Records shown: Begin
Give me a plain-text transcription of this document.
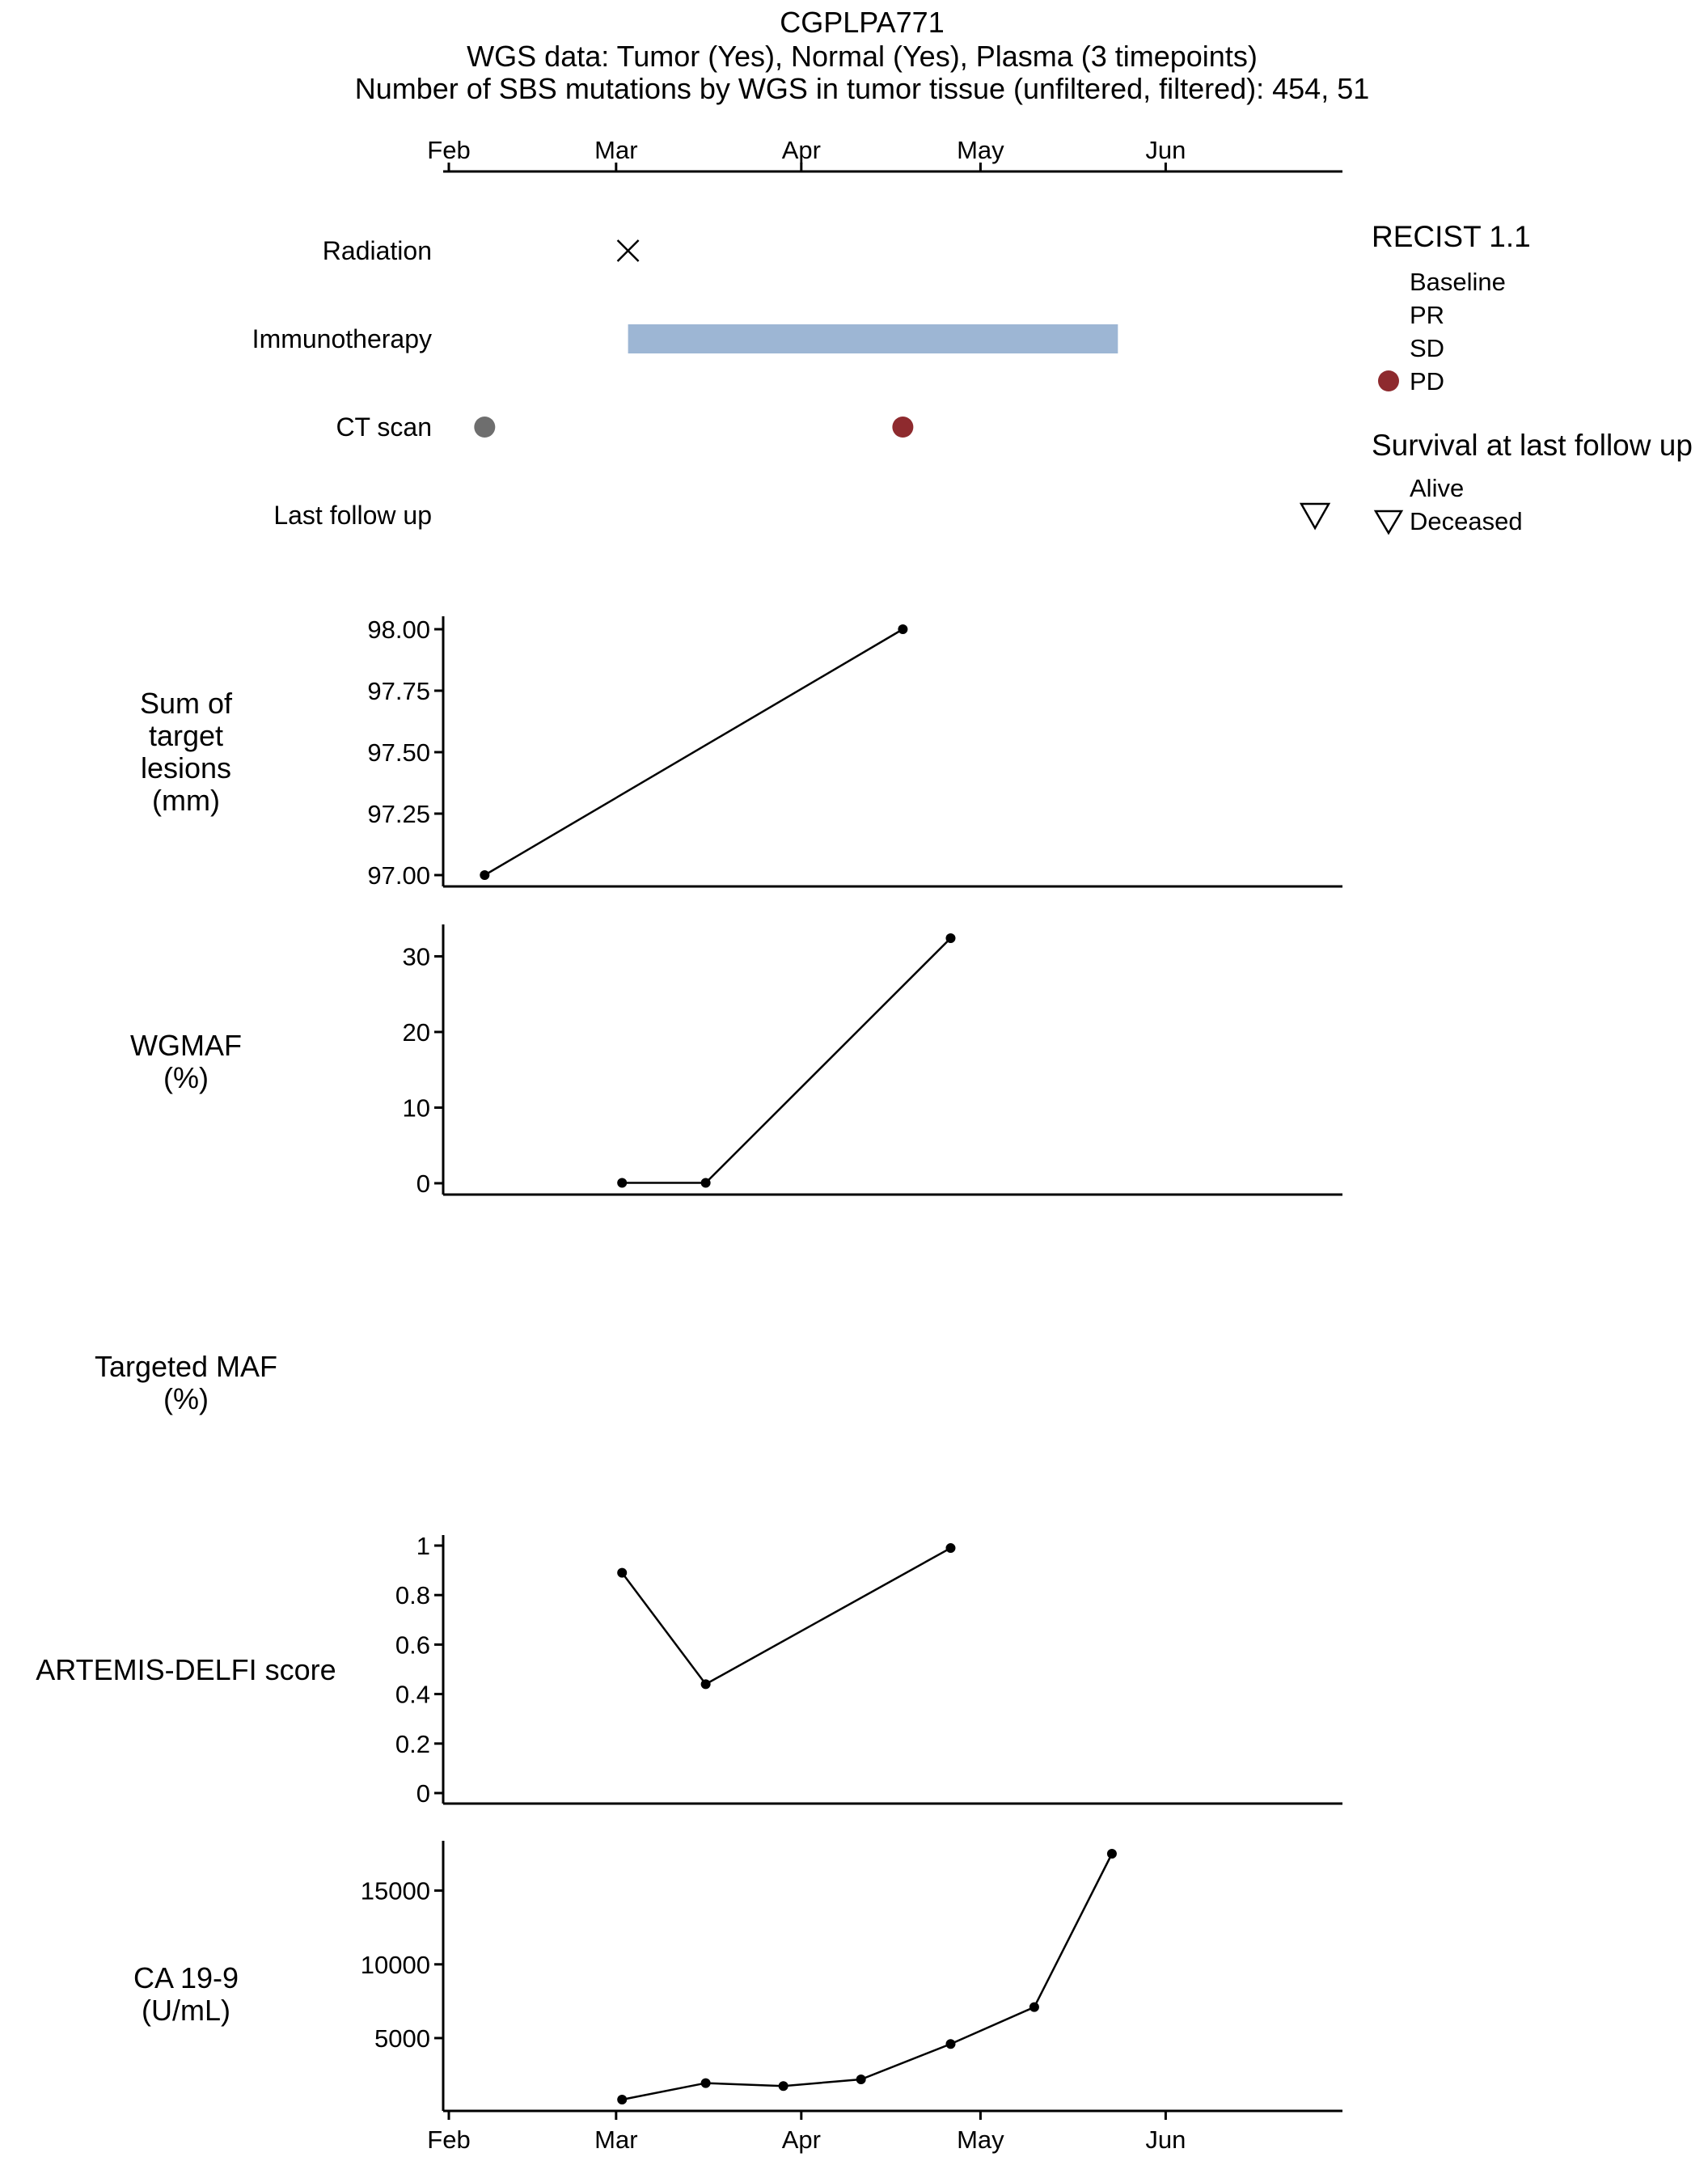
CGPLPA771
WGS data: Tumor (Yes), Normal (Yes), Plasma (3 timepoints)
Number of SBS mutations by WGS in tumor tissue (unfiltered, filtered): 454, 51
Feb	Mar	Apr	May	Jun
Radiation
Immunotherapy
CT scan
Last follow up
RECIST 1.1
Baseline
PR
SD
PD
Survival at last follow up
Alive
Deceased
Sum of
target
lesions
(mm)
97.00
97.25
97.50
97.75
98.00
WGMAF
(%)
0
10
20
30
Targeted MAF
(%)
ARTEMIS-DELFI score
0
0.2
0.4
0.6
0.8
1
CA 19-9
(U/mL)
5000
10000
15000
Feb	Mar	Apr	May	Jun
Records shown: End
§ **Activity**:
Copy every line of the data exactly as written, excluding the pictures.

§ **Written response**:
Give me a plain-text transcription of this document.
CGPLPA771
WGS data: Tumor (Yes), Normal (Yes), Plasma (3 timepoints)
Number of SBS mutations by WGS in tumor tissue (unfiltered, filtered): 454, 51
Feb	Mar	Apr	May	Jun
Radiation
Immunotherapy
CT scan
Last follow up
RECIST 1.1
Baseline
PR
SD
PD
Survival at last follow up
Alive
Deceased
Sum of
target
lesions
(mm)
97.00
97.25
97.50
97.75
98.00
WGMAF
(%)
0
10
20
30
Targeted MAF
(%)
ARTEMIS-DELFI score
0
0.2
0.4
0.6
0.8
1
CA 19-9
(U/mL)
5000
10000
15000
Feb	Mar	Apr	May	Jun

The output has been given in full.